Scan the listing below and copy every line holding "along".

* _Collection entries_
-------

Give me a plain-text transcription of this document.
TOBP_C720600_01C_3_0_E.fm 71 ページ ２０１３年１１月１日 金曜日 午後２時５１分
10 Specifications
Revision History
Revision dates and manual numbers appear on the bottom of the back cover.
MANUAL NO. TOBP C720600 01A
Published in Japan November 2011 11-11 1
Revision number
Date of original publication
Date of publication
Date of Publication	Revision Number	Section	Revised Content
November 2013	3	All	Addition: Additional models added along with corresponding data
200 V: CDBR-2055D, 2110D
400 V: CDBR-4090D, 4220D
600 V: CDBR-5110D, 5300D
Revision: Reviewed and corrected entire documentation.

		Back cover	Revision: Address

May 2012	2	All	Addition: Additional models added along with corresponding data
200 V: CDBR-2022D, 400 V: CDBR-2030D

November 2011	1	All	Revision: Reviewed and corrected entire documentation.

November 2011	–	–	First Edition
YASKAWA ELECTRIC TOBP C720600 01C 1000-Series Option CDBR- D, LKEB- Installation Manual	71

-------

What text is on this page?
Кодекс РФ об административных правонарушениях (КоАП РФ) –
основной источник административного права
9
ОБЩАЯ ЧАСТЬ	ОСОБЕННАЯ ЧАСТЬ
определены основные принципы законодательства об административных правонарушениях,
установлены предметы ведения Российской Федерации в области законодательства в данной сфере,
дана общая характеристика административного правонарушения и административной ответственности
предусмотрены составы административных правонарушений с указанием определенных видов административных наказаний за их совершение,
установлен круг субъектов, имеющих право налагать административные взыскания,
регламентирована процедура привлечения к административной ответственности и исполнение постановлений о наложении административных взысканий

-------

* _Reply_
November 2013	3	All	Addition: Additional models added along with corresponding data
May 2012	2	All	Addition: Additional models added along with corresponding data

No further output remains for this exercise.